Material for this task:

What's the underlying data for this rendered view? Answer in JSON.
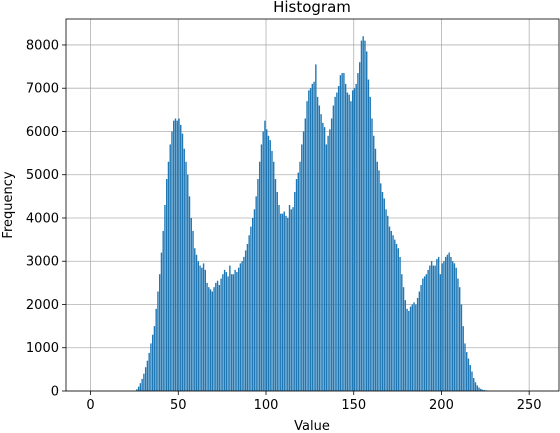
{
  "chart_data": {
    "type": "bar",
    "title": "Histogram",
    "xlabel": "Value",
    "ylabel": "Frequency",
    "xlim": [
      -14,
      267
    ],
    "ylim": [
      0,
      8600
    ],
    "grid": true,
    "xticks": [
      0,
      50,
      100,
      150,
      200,
      250
    ],
    "yticks": [
      0,
      1000,
      2000,
      3000,
      4000,
      5000,
      6000,
      7000,
      8000
    ],
    "bar_color": "#1f77b4",
    "bins": {
      "start": 0,
      "width": 1,
      "bar_width": 0.8,
      "values": [
        0,
        0,
        0,
        0,
        0,
        0,
        0,
        0,
        0,
        0,
        0,
        0,
        0,
        0,
        0,
        0,
        0,
        0,
        0,
        0,
        0,
        0,
        0,
        0,
        0,
        0,
        40,
        100,
        180,
        280,
        400,
        550,
        700,
        880,
        1100,
        1300,
        1500,
        1900,
        2300,
        2700,
        3200,
        3700,
        4300,
        4900,
        5300,
        5700,
        6000,
        6250,
        6300,
        6250,
        6300,
        6150,
        5950,
        5600,
        5300,
        5000,
        4500,
        4000,
        3700,
        3300,
        3150,
        3000,
        2900,
        2850,
        2950,
        2800,
        2500,
        2400,
        2350,
        2300,
        2400,
        2500,
        2550,
        2450,
        2600,
        2700,
        2800,
        2750,
        2650,
        2900,
        2700,
        2700,
        2800,
        2750,
        2850,
        2950,
        3000,
        3100,
        3250,
        3400,
        3600,
        3800,
        4000,
        4200,
        4500,
        4900,
        5300,
        5700,
        6000,
        6250,
        6050,
        5900,
        5800,
        5550,
        5300,
        4900,
        4600,
        4300,
        4100,
        4100,
        4150,
        4050,
        4000,
        4300,
        4200,
        4250,
        4600,
        4900,
        5050,
        5300,
        5700,
        6000,
        6300,
        6700,
        6950,
        7000,
        7100,
        7150,
        7550,
        6800,
        6600,
        6400,
        6200,
        6100,
        5700,
        5900,
        6050,
        6300,
        6600,
        6800,
        6900,
        7050,
        7300,
        7350,
        7350,
        7100,
        6900,
        6850,
        6700,
        6950,
        7000,
        7100,
        7350,
        7600,
        8100,
        8200,
        8100,
        7850,
        7200,
        6800,
        6300,
        5900,
        5600,
        5300,
        5100,
        4800,
        4600,
        4450,
        4200,
        4050,
        3800,
        3700,
        3600,
        3500,
        3400,
        3300,
        3100,
        2700,
        2400,
        2100,
        1900,
        1850,
        1950,
        2000,
        2050,
        2000,
        2150,
        2300,
        2450,
        2600,
        2650,
        2700,
        2800,
        2900,
        3000,
        2900,
        2900,
        3050,
        3100,
        2700,
        2950,
        3000,
        3100,
        3150,
        3200,
        3100,
        3000,
        2950,
        2850,
        2600,
        2400,
        2000,
        1500,
        1100,
        900,
        750,
        600,
        450,
        300,
        200,
        130,
        80,
        50,
        30,
        20,
        15,
        10,
        5,
        0,
        0,
        0,
        0,
        0,
        0,
        0,
        0,
        0,
        0,
        0,
        0,
        0,
        0,
        0,
        0,
        0,
        0,
        0,
        0,
        0,
        0,
        0,
        0,
        0,
        0,
        0,
        0
      ]
    }
  }
}
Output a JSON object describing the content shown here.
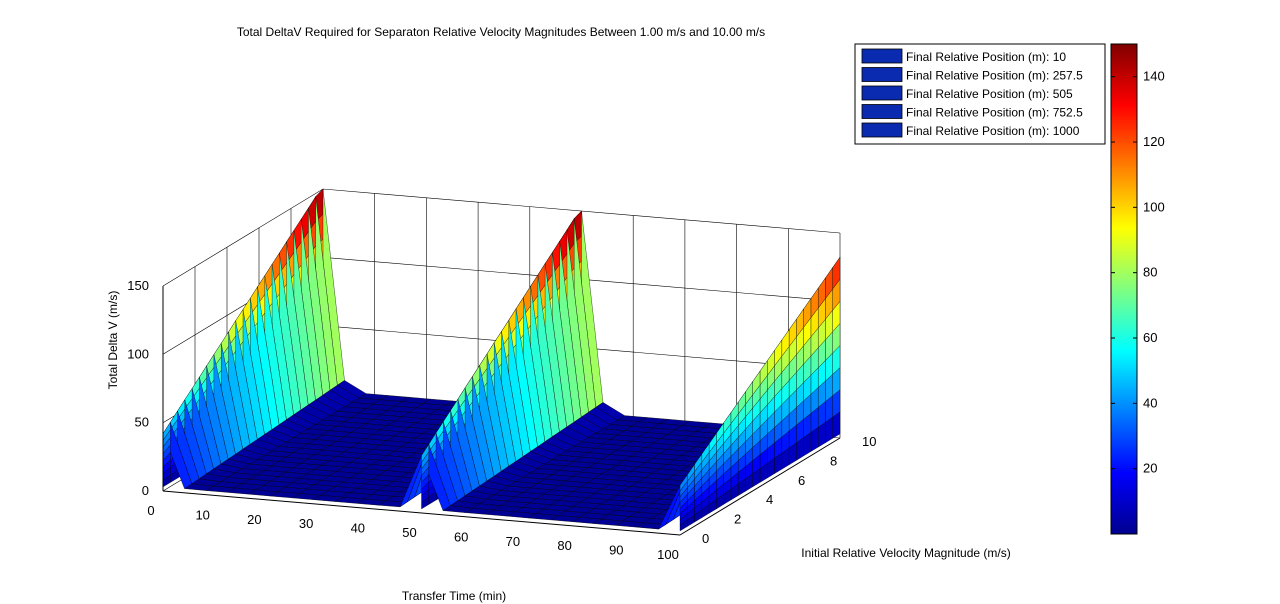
{
  "chart_data": {
    "type": "surface",
    "title": "Total DeltaV Required for Separaton Relative Velocity Magnitudes Between 1.00 m/s and 10.00 m/s",
    "xlabel": "Transfer Time (min)",
    "ylabel": "Initial Relative Velocity Magnitude (m/s)",
    "zlabel": "Total Delta V (m/s)",
    "xlim": [
      0,
      100
    ],
    "ylim": [
      0,
      10
    ],
    "zlim": [
      0,
      150
    ],
    "x_ticks": [
      0,
      10,
      20,
      30,
      40,
      50,
      60,
      70,
      80,
      90,
      100
    ],
    "y_ticks": [
      0,
      2,
      4,
      6,
      8,
      10
    ],
    "z_ticks": [
      0,
      50,
      100,
      150
    ],
    "grid": true,
    "legend_position": "top-right",
    "legend": [
      {
        "label": "Final Relative Position (m): 10",
        "color": "#0a2bb0"
      },
      {
        "label": "Final Relative Position (m): 257.5",
        "color": "#0a2bb0"
      },
      {
        "label": "Final Relative Position (m): 505",
        "color": "#0a2bb0"
      },
      {
        "label": "Final Relative Position (m): 752.5",
        "color": "#0a2bb0"
      },
      {
        "label": "Final Relative Position (m): 1000",
        "color": "#0a2bb0"
      }
    ],
    "colormap": "jet",
    "colorbar": {
      "min": 0,
      "max": 150,
      "ticks": [
        20,
        40,
        60,
        80,
        100,
        120,
        140
      ]
    },
    "surface_approximation": {
      "wall_transfer_times": [
        0,
        50,
        100
      ],
      "peak_delta_v": [
        150,
        150,
        130
      ],
      "floor_delta_v": 3
    }
  }
}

Aim:
Give an exact copy of the material, leaving out every picture.

Problem solution:
What's the underlying data for this rendered view? Answer in JSON.
{
  "chart_data": {
    "type": "bar",
    "title": "Histogram",
    "xlabel": "Value",
    "ylabel": "Frequency",
    "xlim": [
      -14,
      267
    ],
    "ylim": [
      0,
      8600
    ],
    "grid": true,
    "xticks": [
      0,
      50,
      100,
      150,
      200,
      250
    ],
    "yticks": [
      0,
      1000,
      2000,
      3000,
      4000,
      5000,
      6000,
      7000,
      8000
    ],
    "bar_color": "#1f77b4",
    "bins": {
      "start": 0,
      "width": 1,
      "bar_width": 0.8,
      "values": [
        0,
        0,
        0,
        0,
        0,
        0,
        0,
        0,
        0,
        0,
        0,
        0,
        0,
        0,
        0,
        0,
        0,
        0,
        0,
        0,
        0,
        0,
        0,
        0,
        0,
        0,
        40,
        100,
        180,
        280,
        400,
        550,
        700,
        880,
        1100,
        1300,
        1500,
        1900,
        2300,
        2700,
        3200,
        3700,
        4300,
        4900,
        5300,
        5700,
        6000,
        6250,
        6300,
        6250,
        6300,
        6150,
        5950,
        5600,
        5300,
        5000,
        4500,
        4000,
        3700,
        3300,
        3150,
        3000,
        2900,
        2850,
        2950,
        2800,
        2500,
        2400,
        2350,
        2300,
        2400,
        2500,
        2550,
        2450,
        2600,
        2700,
        2800,
        2750,
        2650,
        2900,
        2700,
        2700,
        2800,
        2750,
        2850,
        2950,
        3000,
        3100,
        3250,
        3400,
        3600,
        3800,
        4000,
        4200,
        4500,
        4900,
        5300,
        5700,
        6000,
        6250,
        6050,
        5900,
        5800,
        5550,
        5300,
        4900,
        4600,
        4300,
        4100,
        4100,
        4150,
        4050,
        4000,
        4300,
        4200,
        4250,
        4600,
        4900,
        5050,
        5300,
        5700,
        6000,
        6300,
        6700,
        6950,
        7000,
        7100,
        7150,
        7550,
        6800,
        6600,
        6400,
        6200,
        6100,
        5700,
        5900,
        6050,
        6300,
        6600,
        6800,
        6900,
        7050,
        7300,
        7350,
        7350,
        7100,
        6900,
        6850,
        6700,
        6950,
        7000,
        7100,
        7350,
        7600,
        8100,
        8200,
        8100,
        7850,
        7200,
        6800,
        6300,
        5900,
        5600,
        5300,
        5100,
        4800,
        4600,
        4450,
        4200,
        4050,
        3800,
        3700,
        3600,
        3500,
        3400,
        3300,
        3100,
        2700,
        2400,
        2100,
        1900,
        1850,
        1950,
        2000,
        2050,
        2000,
        2150,
        2300,
        2450,
        2600,
        2650,
        2700,
        2800,
        2900,
        3000,
        2900,
        2900,
        3050,
        3100,
        2700,
        2950,
        3000,
        3100,
        3150,
        3200,
        3100,
        3000,
        2950,
        2850,
        2600,
        2400,
        2000,
        1500,
        1100,
        900,
        750,
        600,
        450,
        300,
        200,
        130,
        80,
        50,
        30,
        20,
        15,
        10,
        5,
        0,
        0,
        0,
        0,
        0,
        0,
        0,
        0,
        0,
        0,
        0,
        0,
        0,
        0,
        0,
        0,
        0,
        0,
        0,
        0,
        0,
        0,
        0,
        0,
        0,
        0,
        0,
        0
      ]
    }
  }
}
Output a JSON object describing the content shown here.
{
  "chart_data": {
    "type": "surface",
    "title": "Total DeltaV Required for Separaton Relative Velocity Magnitudes Between 1.00 m/s and 10.00 m/s",
    "xlabel": "Transfer Time (min)",
    "ylabel": "Initial Relative Velocity Magnitude (m/s)",
    "zlabel": "Total Delta V (m/s)",
    "xlim": [
      0,
      100
    ],
    "ylim": [
      0,
      10
    ],
    "zlim": [
      0,
      150
    ],
    "x_ticks": [
      0,
      10,
      20,
      30,
      40,
      50,
      60,
      70,
      80,
      90,
      100
    ],
    "y_ticks": [
      0,
      2,
      4,
      6,
      8,
      10
    ],
    "z_ticks": [
      0,
      50,
      100,
      150
    ],
    "grid": true,
    "legend_position": "top-right",
    "legend": [
      {
        "label": "Final Relative Position (m): 10",
        "color": "#0a2bb0"
      },
      {
        "label": "Final Relative Position (m): 257.5",
        "color": "#0a2bb0"
      },
      {
        "label": "Final Relative Position (m): 505",
        "color": "#0a2bb0"
      },
      {
        "label": "Final Relative Position (m): 752.5",
        "color": "#0a2bb0"
      },
      {
        "label": "Final Relative Position (m): 1000",
        "color": "#0a2bb0"
      }
    ],
    "colormap": "jet",
    "colorbar": {
      "min": 0,
      "max": 150,
      "ticks": [
        20,
        40,
        60,
        80,
        100,
        120,
        140
      ]
    },
    "surface_approximation": {
      "wall_transfer_times": [
        0,
        50,
        100
      ],
      "peak_delta_v": [
        150,
        150,
        130
      ],
      "floor_delta_v": 3
    }
  }
}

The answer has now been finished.